Exercise description: Keep the wording of each record exactly the same when you repeat it, and leave out pictures.

Items from a figure collection

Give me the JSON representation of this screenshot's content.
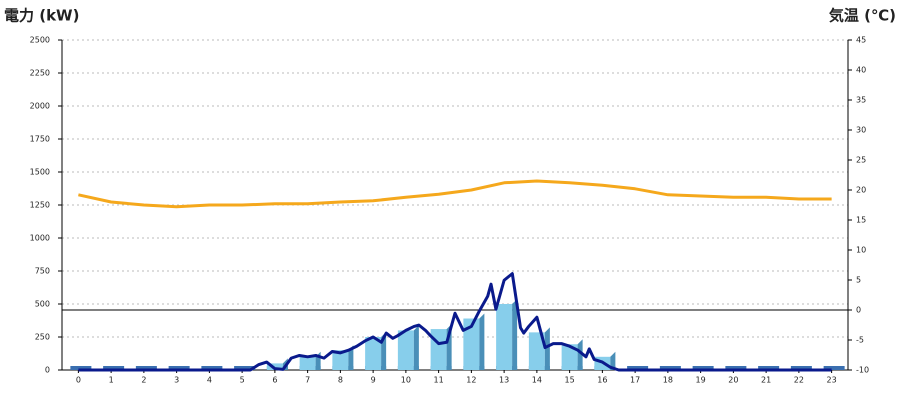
{
  "chart_data": {
    "type": "bar",
    "title_left": "電力 (kW)",
    "title_right": "気温 (℃)",
    "title_left_color": "#1f5fa8",
    "title_right_color": "#e87d1e",
    "categories": [
      0,
      1,
      2,
      3,
      4,
      5,
      6,
      7,
      8,
      9,
      10,
      11,
      12,
      13,
      14,
      15,
      16,
      17,
      18,
      19,
      20,
      21,
      22,
      23
    ],
    "xlim": [
      -0.5,
      23.5
    ],
    "ylim": [
      0,
      2500
    ],
    "yticks": [
      0,
      250,
      500,
      750,
      1000,
      1250,
      1500,
      1750,
      2000,
      2250,
      2500
    ],
    "y2lim": [
      -10,
      45
    ],
    "y2ticks": [
      -10,
      -5,
      0,
      5,
      10,
      15,
      20,
      25,
      30,
      35,
      40,
      45
    ],
    "y2_reference_line": 0,
    "grid": true,
    "series": [
      {
        "type": "bar",
        "color": "#87ceeb",
        "values": [
          0,
          0,
          0,
          0,
          0,
          0,
          50,
          100,
          150,
          250,
          300,
          310,
          390,
          500,
          285,
          195,
          100,
          0,
          0,
          0,
          0,
          0,
          0,
          0
        ]
      },
      {
        "type": "line",
        "color": "#0a1a8c",
        "x": [
          0,
          1,
          2,
          3,
          4,
          5,
          5.25,
          5.5,
          5.75,
          6,
          6.25,
          6.5,
          6.75,
          7,
          7.25,
          7.5,
          7.75,
          8,
          8.25,
          8.5,
          8.75,
          9,
          9.25,
          9.4,
          9.6,
          9.75,
          10,
          10.25,
          10.4,
          10.6,
          10.75,
          11,
          11.25,
          11.5,
          11.75,
          12,
          12.25,
          12.5,
          12.6,
          12.75,
          13,
          13.25,
          13.5,
          13.6,
          13.75,
          14,
          14.25,
          14.5,
          14.75,
          15,
          15.25,
          15.5,
          15.6,
          15.75,
          16,
          16.25,
          16.5,
          17,
          18,
          19,
          20,
          21,
          22,
          23
        ],
        "values": [
          0,
          0,
          0,
          0,
          0,
          0,
          0,
          40,
          60,
          10,
          5,
          90,
          110,
          100,
          110,
          90,
          140,
          130,
          150,
          180,
          220,
          250,
          210,
          280,
          240,
          260,
          300,
          330,
          340,
          300,
          260,
          200,
          210,
          430,
          300,
          330,
          450,
          560,
          650,
          460,
          680,
          730,
          320,
          280,
          330,
          400,
          170,
          200,
          200,
          180,
          150,
          100,
          160,
          80,
          60,
          20,
          0,
          0,
          0,
          0,
          0,
          0,
          0,
          0
        ]
      },
      {
        "type": "line",
        "axis": "y2",
        "color": "#f5a81c",
        "values": [
          19.2,
          18,
          17.5,
          17.2,
          17.5,
          17.5,
          17.7,
          17.7,
          18,
          18.2,
          18.8,
          19.3,
          20,
          21.2,
          21.5,
          21.2,
          20.8,
          20.2,
          19.2,
          19,
          18.8,
          18.8,
          18.5,
          18.5
        ]
      }
    ]
  }
}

The solution:
Give me the JSON representation of this screenshot's content.
{
  "chart_data": {
    "type": "bar",
    "title_left": "電力 (kW)",
    "title_right": "気温 (℃)",
    "title_left_color": "#1f5fa8",
    "title_right_color": "#e87d1e",
    "categories": [
      0,
      1,
      2,
      3,
      4,
      5,
      6,
      7,
      8,
      9,
      10,
      11,
      12,
      13,
      14,
      15,
      16,
      17,
      18,
      19,
      20,
      21,
      22,
      23
    ],
    "xlim": [
      -0.5,
      23.5
    ],
    "ylim": [
      0,
      2500
    ],
    "yticks": [
      0,
      250,
      500,
      750,
      1000,
      1250,
      1500,
      1750,
      2000,
      2250,
      2500
    ],
    "y2lim": [
      -10,
      45
    ],
    "y2ticks": [
      -10,
      -5,
      0,
      5,
      10,
      15,
      20,
      25,
      30,
      35,
      40,
      45
    ],
    "y2_reference_line": 0,
    "grid": true,
    "series": [
      {
        "type": "bar",
        "color": "#87ceeb",
        "values": [
          0,
          0,
          0,
          0,
          0,
          0,
          50,
          100,
          150,
          250,
          300,
          310,
          390,
          500,
          285,
          195,
          100,
          0,
          0,
          0,
          0,
          0,
          0,
          0
        ]
      },
      {
        "type": "line",
        "color": "#0a1a8c",
        "x": [
          0,
          1,
          2,
          3,
          4,
          5,
          5.25,
          5.5,
          5.75,
          6,
          6.25,
          6.5,
          6.75,
          7,
          7.25,
          7.5,
          7.75,
          8,
          8.25,
          8.5,
          8.75,
          9,
          9.25,
          9.4,
          9.6,
          9.75,
          10,
          10.25,
          10.4,
          10.6,
          10.75,
          11,
          11.25,
          11.5,
          11.75,
          12,
          12.25,
          12.5,
          12.6,
          12.75,
          13,
          13.25,
          13.5,
          13.6,
          13.75,
          14,
          14.25,
          14.5,
          14.75,
          15,
          15.25,
          15.5,
          15.6,
          15.75,
          16,
          16.25,
          16.5,
          17,
          18,
          19,
          20,
          21,
          22,
          23
        ],
        "values": [
          0,
          0,
          0,
          0,
          0,
          0,
          0,
          40,
          60,
          10,
          5,
          90,
          110,
          100,
          110,
          90,
          140,
          130,
          150,
          180,
          220,
          250,
          210,
          280,
          240,
          260,
          300,
          330,
          340,
          300,
          260,
          200,
          210,
          430,
          300,
          330,
          450,
          560,
          650,
          460,
          680,
          730,
          320,
          280,
          330,
          400,
          170,
          200,
          200,
          180,
          150,
          100,
          160,
          80,
          60,
          20,
          0,
          0,
          0,
          0,
          0,
          0,
          0,
          0
        ]
      },
      {
        "type": "line",
        "axis": "y2",
        "color": "#f5a81c",
        "values": [
          19.2,
          18,
          17.5,
          17.2,
          17.5,
          17.5,
          17.7,
          17.7,
          18,
          18.2,
          18.8,
          19.3,
          20,
          21.2,
          21.5,
          21.2,
          20.8,
          20.2,
          19.2,
          19,
          18.8,
          18.8,
          18.5,
          18.5
        ]
      }
    ]
  }
}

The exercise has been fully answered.